:: Task description ::
State the count of lines below in which the word "Life" appears, and add nothing.

:: Input ::
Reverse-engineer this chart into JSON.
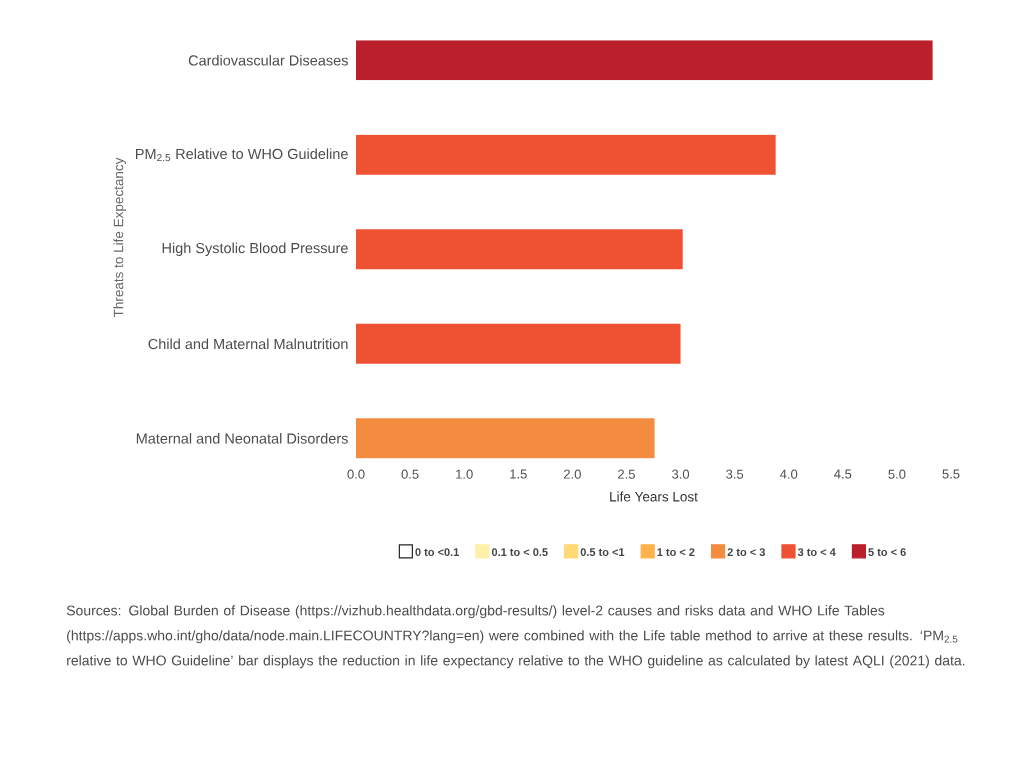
{
  "chart_data": {
    "type": "bar",
    "orientation": "horizontal",
    "categories": [
      "Cardiovascular Diseases",
      "PM$_{2.5}$ Relative to WHO Guideline",
      "High Systolic Blood Pressure",
      "Child and Maternal Malnutrition",
      "Maternal and Neonatal Disorders"
    ],
    "series": [
      {
        "name": "0 to <0.1",
        "color": "#ffffff",
        "values": [
          null,
          null,
          null,
          null,
          null
        ]
      },
      {
        "name": "0.1 to < 0.5",
        "color": "#fff0a8",
        "values": [
          null,
          null,
          null,
          null,
          null
        ]
      },
      {
        "name": "0.5 to <1",
        "color": "#fed976",
        "values": [
          null,
          null,
          null,
          null,
          null
        ]
      },
      {
        "name": "1 to < 2",
        "color": "#feb24c",
        "values": [
          null,
          null,
          null,
          null,
          null
        ]
      },
      {
        "name": "2 to < 3",
        "color": "#f48c40",
        "values": [
          null,
          null,
          null,
          null,
          2.76
        ]
      },
      {
        "name": "3 to < 4",
        "color": "#ef5233",
        "values": [
          null,
          3.88,
          3.02,
          3.0,
          null
        ]
      },
      {
        "name": "5 to < 6",
        "color": "#bb1f2b",
        "values": [
          5.33,
          null,
          null,
          null,
          null
        ]
      }
    ],
    "xlim": [
      0,
      5.5
    ],
    "xticks": [
      {
        "value": 0,
        "label": "0.0"
      },
      0.5,
      {
        "value": 1,
        "label": "1.0"
      },
      1.5,
      {
        "value": 2,
        "label": "2.0"
      },
      2.5,
      {
        "value": 3,
        "label": "3.0"
      },
      3.5,
      {
        "value": 4,
        "label": "4.0"
      },
      4.5,
      {
        "value": 5,
        "label": "5.0"
      },
      5.5
    ],
    "xlabel": "Life Years Lost",
    "ylabel": "Threats to Life Expectancy",
    "legend": "bottom",
    "grid": false,
    "annotations": [
      "Sources: Global Burden of Disease (https://vizhub.healthdata.org/gbd-results/) level-2 causes and risks data and WHO Life Tables (https://apps.who.int/gho/data/node.main.LIFECOUNTRY?lang=en) were combined with the Life table method to arrive at these results. ‘PM$_{2.5}$ relative to WHO Guideline’ bar displays the reduction in life expectancy relative to the WHO guideline as calculated by latest AQLI (2021) data."
    ]
  }
}
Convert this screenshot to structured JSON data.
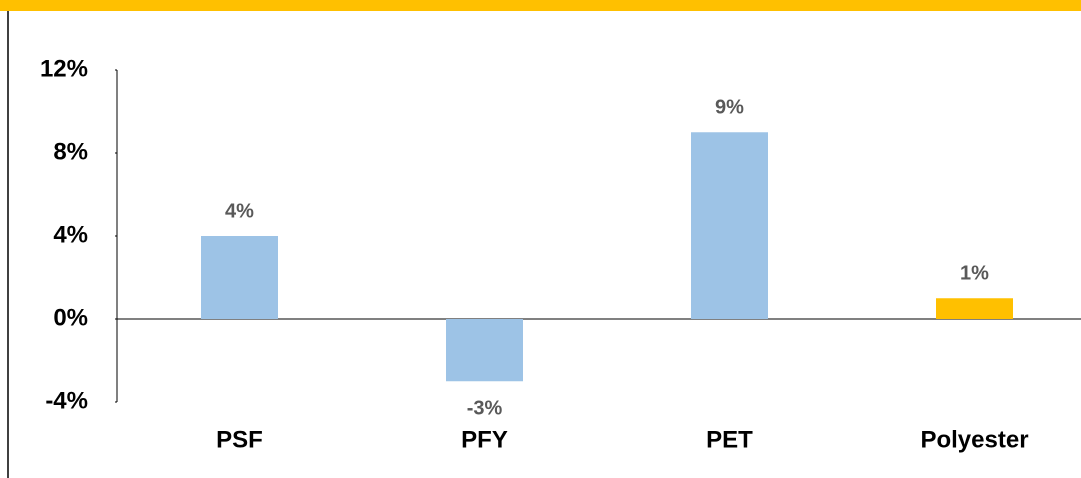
{
  "chart_data": {
    "type": "bar",
    "categories": [
      "PSF",
      "PFY",
      "PET",
      "Polyester"
    ],
    "values": [
      4,
      -3,
      9,
      1
    ],
    "value_labels": [
      "4%",
      "-3%",
      "9%",
      "1%"
    ],
    "colors": [
      "#9dc3e6",
      "#9dc3e6",
      "#9dc3e6",
      "#ffc000"
    ],
    "ylim": [
      -4,
      12
    ],
    "yticks": [
      {
        "value": -4,
        "label": "-4%"
      },
      {
        "value": 0,
        "label": "0%"
      },
      {
        "value": 4,
        "label": "4%"
      },
      {
        "value": 8,
        "label": "8%"
      },
      {
        "value": 12,
        "label": "12%"
      }
    ]
  }
}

:: Output ::
3